Exercise details: Reproduce all of the material exactly as shown.

>>>>

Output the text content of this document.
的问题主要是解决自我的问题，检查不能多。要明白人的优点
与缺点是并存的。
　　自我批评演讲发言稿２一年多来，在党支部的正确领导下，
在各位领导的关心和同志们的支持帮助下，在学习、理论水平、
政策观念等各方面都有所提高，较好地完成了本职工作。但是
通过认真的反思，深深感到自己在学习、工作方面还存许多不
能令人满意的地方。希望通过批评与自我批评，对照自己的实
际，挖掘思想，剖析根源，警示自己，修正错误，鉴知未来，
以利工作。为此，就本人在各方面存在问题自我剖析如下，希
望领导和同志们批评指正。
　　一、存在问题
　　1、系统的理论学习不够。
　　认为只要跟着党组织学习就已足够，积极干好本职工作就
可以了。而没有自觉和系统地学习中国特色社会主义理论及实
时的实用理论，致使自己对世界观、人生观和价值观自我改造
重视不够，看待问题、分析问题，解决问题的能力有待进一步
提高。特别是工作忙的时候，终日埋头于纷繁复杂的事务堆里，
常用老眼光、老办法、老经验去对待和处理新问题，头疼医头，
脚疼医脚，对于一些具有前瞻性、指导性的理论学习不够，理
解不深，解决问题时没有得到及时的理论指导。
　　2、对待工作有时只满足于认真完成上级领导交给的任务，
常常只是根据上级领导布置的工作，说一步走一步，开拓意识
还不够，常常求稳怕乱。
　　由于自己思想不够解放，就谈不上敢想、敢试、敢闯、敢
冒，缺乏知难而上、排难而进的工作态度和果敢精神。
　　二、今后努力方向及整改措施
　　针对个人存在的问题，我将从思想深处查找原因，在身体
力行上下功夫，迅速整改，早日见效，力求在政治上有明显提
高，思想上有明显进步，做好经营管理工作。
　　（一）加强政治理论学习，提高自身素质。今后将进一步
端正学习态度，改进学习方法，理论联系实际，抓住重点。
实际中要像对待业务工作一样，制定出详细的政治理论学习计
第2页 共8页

<<<<

Response to this task:
Output the text content of this document.
的问题主要是解决自我的问题，检查不能多。要明白人的优点
与缺点是并存的。
　　自我批评演讲发言稿２一年多来，在党支部的正确领导下，
在各位领导的关心和同志们的支持帮助下，在学习、理论水平、
政策观念等各方面都有所提高，较好地完成了本职工作。但是
通过认真的反思，深深感到自己在学习、工作方面还存许多不
能令人满意的地方。希望通过批评与自我批评，对照自己的实
际，挖掘思想，剖析根源，警示自己，修正错误，鉴知未来，
以利工作。为此，就本人在各方面存在问题自我剖析如下，希
望领导和同志们批评指正。
　　一、存在问题
　　1、系统的理论学习不够。
　　认为只要跟着党组织学习就已足够，积极干好本职工作就
可以了。而没有自觉和系统地学习中国特色社会主义理论及实
时的实用理论，致使自己对世界观、人生观和价值观自我改造
重视不够，看待问题、分析问题，解决问题的能力有待进一步
提高。特别是工作忙的时候，终日埋头于纷繁复杂的事务堆里，
常用老眼光、老办法、老经验去对待和处理新问题，头疼医头，
脚疼医脚，对于一些具有前瞻性、指导性的理论学习不够，理
解不深，解决问题时没有得到及时的理论指导。
　　2、对待工作有时只满足于认真完成上级领导交给的任务，
常常只是根据上级领导布置的工作，说一步走一步，开拓意识
还不够，常常求稳怕乱。
　　由于自己思想不够解放，就谈不上敢想、敢试、敢闯、敢
冒，缺乏知难而上、排难而进的工作态度和果敢精神。
　　二、今后努力方向及整改措施
　　针对个人存在的问题，我将从思想深处查找原因，在身体
力行上下功夫，迅速整改，早日见效，力求在政治上有明显提
高，思想上有明显进步，做好经营管理工作。
　　（一）加强政治理论学习，提高自身素质。今后将进一步
端正学习态度，改进学习方法，理论联系实际，抓住重点。
实际中要像对待业务工作一样，制定出详细的政治理论学习计
第2页 共8页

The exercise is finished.